Using the listing below, extract each line that has the word "Перестановка" in it.

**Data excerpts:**
=======
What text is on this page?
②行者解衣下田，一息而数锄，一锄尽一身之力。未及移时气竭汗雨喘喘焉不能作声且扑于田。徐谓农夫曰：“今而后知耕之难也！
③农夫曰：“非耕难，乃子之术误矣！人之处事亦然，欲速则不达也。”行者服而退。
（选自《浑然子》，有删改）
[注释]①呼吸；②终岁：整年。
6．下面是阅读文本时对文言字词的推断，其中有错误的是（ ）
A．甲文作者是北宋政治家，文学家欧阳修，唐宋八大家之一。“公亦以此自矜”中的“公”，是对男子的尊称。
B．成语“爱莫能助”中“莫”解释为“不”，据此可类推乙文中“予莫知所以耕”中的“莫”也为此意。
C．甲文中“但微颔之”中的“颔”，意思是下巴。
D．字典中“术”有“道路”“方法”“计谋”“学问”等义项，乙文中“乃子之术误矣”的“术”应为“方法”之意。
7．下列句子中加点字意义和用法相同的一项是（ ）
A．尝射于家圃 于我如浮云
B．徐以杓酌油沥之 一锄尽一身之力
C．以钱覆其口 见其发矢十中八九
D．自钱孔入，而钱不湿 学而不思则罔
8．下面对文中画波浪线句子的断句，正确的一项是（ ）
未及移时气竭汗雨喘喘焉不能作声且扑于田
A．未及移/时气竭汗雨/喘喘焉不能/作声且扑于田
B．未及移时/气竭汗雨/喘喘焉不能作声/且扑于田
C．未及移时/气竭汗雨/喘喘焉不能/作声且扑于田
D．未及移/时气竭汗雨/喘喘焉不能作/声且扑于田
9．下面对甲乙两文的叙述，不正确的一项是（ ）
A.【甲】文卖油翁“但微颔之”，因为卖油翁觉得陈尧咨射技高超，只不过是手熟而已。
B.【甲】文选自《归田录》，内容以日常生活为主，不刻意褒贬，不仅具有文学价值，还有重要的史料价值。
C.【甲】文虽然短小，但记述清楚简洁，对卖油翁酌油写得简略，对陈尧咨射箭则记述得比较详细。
=======
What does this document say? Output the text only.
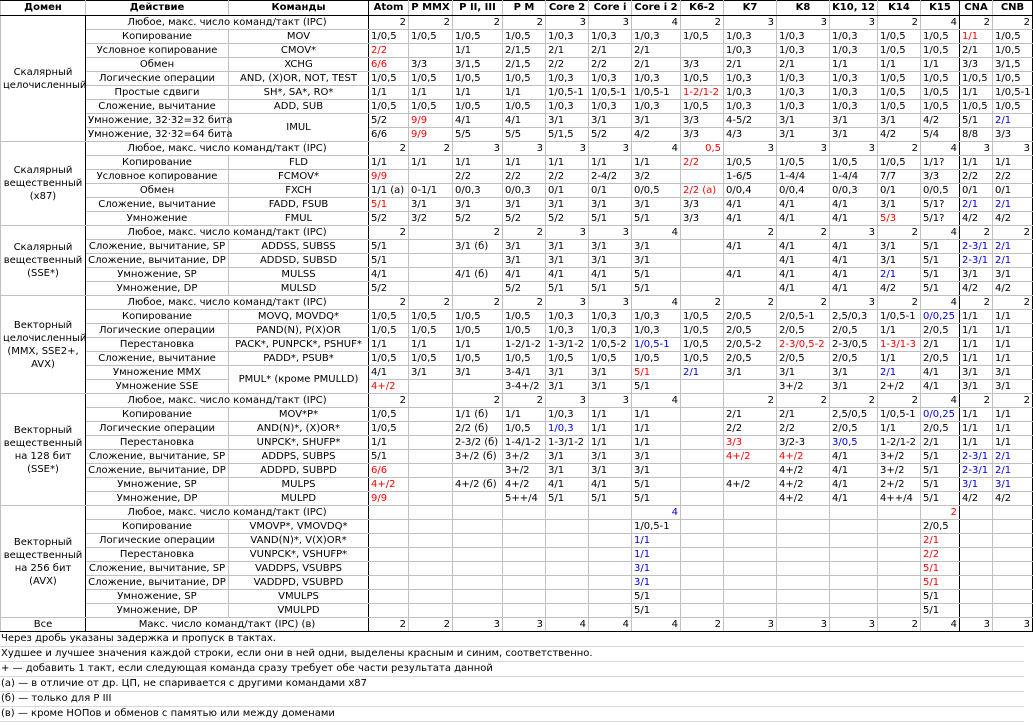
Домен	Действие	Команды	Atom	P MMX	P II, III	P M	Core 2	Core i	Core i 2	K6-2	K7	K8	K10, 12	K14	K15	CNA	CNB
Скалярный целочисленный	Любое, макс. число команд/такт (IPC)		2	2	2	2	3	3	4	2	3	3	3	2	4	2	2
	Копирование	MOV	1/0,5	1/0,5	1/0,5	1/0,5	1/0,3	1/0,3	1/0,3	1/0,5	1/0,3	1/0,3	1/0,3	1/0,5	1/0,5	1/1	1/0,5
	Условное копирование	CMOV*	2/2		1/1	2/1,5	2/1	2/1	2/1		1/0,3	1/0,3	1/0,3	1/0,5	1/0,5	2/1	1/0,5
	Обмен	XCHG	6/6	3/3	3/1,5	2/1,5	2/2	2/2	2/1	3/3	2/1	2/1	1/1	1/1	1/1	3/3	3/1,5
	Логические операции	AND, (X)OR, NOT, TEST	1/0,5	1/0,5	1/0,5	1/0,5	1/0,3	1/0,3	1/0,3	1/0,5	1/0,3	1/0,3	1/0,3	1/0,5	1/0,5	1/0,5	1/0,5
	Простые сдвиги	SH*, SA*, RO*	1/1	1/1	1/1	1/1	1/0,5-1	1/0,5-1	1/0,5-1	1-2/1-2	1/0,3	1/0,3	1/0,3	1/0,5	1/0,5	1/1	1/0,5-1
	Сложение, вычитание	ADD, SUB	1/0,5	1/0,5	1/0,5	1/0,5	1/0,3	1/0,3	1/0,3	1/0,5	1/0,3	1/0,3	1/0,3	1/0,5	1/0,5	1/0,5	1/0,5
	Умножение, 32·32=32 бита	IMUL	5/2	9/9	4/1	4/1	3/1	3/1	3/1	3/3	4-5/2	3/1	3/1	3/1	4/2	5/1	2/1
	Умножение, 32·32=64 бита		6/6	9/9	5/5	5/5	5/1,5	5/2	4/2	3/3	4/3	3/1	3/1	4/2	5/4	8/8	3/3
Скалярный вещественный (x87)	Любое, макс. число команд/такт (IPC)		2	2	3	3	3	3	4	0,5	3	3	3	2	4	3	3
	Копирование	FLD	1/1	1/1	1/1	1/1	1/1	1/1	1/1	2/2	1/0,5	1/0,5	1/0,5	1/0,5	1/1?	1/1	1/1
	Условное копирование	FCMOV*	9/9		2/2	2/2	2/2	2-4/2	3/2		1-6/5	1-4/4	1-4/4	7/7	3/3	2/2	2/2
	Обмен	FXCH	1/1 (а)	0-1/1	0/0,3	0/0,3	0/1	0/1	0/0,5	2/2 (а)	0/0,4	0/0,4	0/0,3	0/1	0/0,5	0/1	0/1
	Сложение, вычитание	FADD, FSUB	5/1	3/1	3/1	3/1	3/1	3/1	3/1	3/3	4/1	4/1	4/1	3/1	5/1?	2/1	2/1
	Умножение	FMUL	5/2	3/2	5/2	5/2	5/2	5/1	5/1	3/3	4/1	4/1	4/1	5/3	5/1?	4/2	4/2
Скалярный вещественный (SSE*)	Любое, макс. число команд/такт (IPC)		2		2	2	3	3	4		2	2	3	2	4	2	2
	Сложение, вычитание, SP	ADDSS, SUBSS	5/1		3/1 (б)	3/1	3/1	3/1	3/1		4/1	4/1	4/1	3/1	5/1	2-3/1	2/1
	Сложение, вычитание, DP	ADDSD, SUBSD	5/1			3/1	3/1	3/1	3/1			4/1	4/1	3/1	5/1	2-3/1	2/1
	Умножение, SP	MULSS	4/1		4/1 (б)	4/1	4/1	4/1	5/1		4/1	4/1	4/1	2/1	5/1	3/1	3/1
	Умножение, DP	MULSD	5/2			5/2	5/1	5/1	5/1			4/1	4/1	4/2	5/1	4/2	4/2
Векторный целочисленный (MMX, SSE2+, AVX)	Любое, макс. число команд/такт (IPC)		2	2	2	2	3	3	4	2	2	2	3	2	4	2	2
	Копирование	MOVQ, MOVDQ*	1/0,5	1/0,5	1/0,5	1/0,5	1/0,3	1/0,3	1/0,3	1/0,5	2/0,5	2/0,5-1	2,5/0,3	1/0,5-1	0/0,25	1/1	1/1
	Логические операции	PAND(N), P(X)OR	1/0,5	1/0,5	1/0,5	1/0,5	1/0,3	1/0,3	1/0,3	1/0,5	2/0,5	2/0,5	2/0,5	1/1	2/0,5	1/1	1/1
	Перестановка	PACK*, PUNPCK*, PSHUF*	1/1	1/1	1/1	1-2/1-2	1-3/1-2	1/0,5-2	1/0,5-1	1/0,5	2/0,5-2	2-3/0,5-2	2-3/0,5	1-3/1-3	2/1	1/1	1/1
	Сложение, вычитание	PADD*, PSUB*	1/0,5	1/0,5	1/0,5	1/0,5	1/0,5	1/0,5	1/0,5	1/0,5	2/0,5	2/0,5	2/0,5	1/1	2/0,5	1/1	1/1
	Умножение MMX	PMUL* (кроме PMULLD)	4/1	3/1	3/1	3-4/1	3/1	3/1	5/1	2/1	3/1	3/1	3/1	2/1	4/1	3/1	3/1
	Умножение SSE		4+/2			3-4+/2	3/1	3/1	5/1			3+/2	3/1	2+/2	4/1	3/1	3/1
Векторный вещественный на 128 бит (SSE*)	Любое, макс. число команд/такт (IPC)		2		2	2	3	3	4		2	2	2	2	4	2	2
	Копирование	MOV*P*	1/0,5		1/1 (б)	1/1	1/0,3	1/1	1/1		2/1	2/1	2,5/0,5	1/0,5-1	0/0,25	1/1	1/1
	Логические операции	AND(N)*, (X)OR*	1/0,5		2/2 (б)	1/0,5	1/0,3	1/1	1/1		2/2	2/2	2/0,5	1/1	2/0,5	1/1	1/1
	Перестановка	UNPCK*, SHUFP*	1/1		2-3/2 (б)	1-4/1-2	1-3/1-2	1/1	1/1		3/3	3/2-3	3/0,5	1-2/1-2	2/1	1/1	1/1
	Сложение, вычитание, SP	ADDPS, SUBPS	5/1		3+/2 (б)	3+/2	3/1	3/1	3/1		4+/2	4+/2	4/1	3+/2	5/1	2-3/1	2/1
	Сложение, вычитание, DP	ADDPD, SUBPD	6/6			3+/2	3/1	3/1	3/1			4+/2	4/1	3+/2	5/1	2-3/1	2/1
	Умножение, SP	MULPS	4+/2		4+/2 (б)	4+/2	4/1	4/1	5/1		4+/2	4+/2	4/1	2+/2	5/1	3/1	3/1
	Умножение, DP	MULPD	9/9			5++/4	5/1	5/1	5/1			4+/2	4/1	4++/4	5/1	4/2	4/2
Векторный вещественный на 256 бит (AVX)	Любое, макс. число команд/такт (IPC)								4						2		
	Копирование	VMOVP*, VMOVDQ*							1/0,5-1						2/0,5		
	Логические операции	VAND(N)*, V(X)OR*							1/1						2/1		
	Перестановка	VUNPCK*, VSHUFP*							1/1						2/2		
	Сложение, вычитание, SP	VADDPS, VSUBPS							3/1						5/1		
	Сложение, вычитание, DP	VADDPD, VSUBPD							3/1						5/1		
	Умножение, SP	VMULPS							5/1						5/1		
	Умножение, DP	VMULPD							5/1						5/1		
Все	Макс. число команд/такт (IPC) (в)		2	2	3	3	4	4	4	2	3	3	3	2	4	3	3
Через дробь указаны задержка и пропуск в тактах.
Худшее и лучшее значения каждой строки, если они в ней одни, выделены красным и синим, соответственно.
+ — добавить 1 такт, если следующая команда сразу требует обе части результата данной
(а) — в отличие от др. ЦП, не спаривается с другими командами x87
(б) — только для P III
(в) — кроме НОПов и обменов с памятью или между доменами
=======
**WORKED SOLUTION:**
	Перестановка	PACK*, PUNPCK*, PSHUF*	1/1	1/1	1/1	1-2/1-2	1-3/1-2	1/0,5-2	1/0,5-1	1/0,5	2/0,5-2	2-3/0,5-2	2-3/0,5	1-3/1-3	2/1	1/1	1/1
	Перестановка	UNPCK*, SHUFP*	1/1		2-3/2 (б)	1-4/1-2	1-3/1-2	1/1	1/1		3/3	3/2-3	3/0,5	1-2/1-2	2/1	1/1	1/1
	Перестановка	VUNPCK*, VSHUFP*							1/1						2/2		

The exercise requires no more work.